▼

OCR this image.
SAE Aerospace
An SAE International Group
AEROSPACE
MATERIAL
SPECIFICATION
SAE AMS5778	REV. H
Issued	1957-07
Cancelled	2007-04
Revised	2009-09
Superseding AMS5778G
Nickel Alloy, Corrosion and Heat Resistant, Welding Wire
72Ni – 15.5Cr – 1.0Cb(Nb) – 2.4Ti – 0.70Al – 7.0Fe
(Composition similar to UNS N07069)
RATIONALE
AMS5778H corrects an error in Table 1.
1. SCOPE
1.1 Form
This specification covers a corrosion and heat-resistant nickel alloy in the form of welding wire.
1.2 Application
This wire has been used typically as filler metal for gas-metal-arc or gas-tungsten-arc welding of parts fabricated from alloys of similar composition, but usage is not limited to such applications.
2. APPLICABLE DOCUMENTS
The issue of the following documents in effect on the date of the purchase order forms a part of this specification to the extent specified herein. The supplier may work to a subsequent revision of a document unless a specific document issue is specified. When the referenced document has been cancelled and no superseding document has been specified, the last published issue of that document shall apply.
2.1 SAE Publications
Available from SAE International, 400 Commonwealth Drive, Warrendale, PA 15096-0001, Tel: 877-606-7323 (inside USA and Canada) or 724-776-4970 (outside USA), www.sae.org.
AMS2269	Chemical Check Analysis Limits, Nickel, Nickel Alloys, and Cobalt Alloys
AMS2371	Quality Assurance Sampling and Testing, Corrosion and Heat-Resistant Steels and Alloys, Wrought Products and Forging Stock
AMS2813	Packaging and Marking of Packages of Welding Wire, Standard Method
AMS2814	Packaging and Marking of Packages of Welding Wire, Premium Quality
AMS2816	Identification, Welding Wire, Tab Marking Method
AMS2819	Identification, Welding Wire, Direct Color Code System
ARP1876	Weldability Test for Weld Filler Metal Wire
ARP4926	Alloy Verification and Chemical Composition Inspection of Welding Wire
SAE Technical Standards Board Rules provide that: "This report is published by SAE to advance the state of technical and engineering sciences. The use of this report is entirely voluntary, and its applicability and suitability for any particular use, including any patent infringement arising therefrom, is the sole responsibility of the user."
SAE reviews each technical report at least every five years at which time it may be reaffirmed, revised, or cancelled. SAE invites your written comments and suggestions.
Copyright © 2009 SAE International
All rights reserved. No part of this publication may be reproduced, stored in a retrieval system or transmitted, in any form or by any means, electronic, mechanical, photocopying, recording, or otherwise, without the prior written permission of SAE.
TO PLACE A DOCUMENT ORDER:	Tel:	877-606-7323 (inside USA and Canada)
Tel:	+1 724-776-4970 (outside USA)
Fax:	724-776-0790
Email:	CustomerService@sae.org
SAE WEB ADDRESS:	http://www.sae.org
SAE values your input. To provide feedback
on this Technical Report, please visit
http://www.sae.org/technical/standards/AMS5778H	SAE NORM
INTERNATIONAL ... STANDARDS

▲

PROBLEM TO WORK ON –
Transcribe the material exactly as it reads.

SOLUTION TO THIS PROBLEM –
OCR this image.
SAE Aerospace
An SAE International Group
AEROSPACE
MATERIAL
SPECIFICATION
SAE AMS5778	REV. H
Issued	1957-07
Cancelled	2007-04
Revised	2009-09
Superseding AMS5778G
Nickel Alloy, Corrosion and Heat Resistant, Welding Wire
72Ni – 15.5Cr – 1.0Cb(Nb) – 2.4Ti – 0.70Al – 7.0Fe
(Composition similar to UNS N07069)
RATIONALE
AMS5778H corrects an error in Table 1.
1. SCOPE
1.1 Form
This specification covers a corrosion and heat-resistant nickel alloy in the form of welding wire.
1.2 Application
This wire has been used typically as filler metal for gas-metal-arc or gas-tungsten-arc welding of parts fabricated from alloys of similar composition, but usage is not limited to such applications.
2. APPLICABLE DOCUMENTS
The issue of the following documents in effect on the date of the purchase order forms a part of this specification to the extent specified herein. The supplier may work to a subsequent revision of a document unless a specific document issue is specified. When the referenced document has been cancelled and no superseding document has been specified, the last published issue of that document shall apply.
2.1 SAE Publications
Available from SAE International, 400 Commonwealth Drive, Warrendale, PA 15096-0001, Tel: 877-606-7323 (inside USA and Canada) or 724-776-4970 (outside USA), www.sae.org.
AMS2269	Chemical Check Analysis Limits, Nickel, Nickel Alloys, and Cobalt Alloys
AMS2371	Quality Assurance Sampling and Testing, Corrosion and Heat-Resistant Steels and Alloys, Wrought Products and Forging Stock
AMS2813	Packaging and Marking of Packages of Welding Wire, Standard Method
AMS2814	Packaging and Marking of Packages of Welding Wire, Premium Quality
AMS2816	Identification, Welding Wire, Tab Marking Method
AMS2819	Identification, Welding Wire, Direct Color Code System
ARP1876	Weldability Test for Weld Filler Metal Wire
ARP4926	Alloy Verification and Chemical Composition Inspection of Welding Wire
SAE Technical Standards Board Rules provide that: "This report is published by SAE to advance the state of technical and engineering sciences. The use of this report is entirely voluntary, and its applicability and suitability for any particular use, including any patent infringement arising therefrom, is the sole responsibility of the user."
SAE reviews each technical report at least every five years at which time it may be reaffirmed, revised, or cancelled. SAE invites your written comments and suggestions.
Copyright © 2009 SAE International
All rights reserved. No part of this publication may be reproduced, stored in a retrieval system or transmitted, in any form or by any means, electronic, mechanical, photocopying, recording, or otherwise, without the prior written permission of SAE.
TO PLACE A DOCUMENT ORDER:	Tel:	877-606-7323 (inside USA and Canada)
Tel:	+1 724-776-4970 (outside USA)
Fax:	724-776-0790
Email:	CustomerService@sae.org
SAE WEB ADDRESS:	http://www.sae.org
SAE values your input. To provide feedback
on this Technical Report, please visit
http://www.sae.org/technical/standards/AMS5778H	SAE NORM
INTERNATIONAL ... STANDARDS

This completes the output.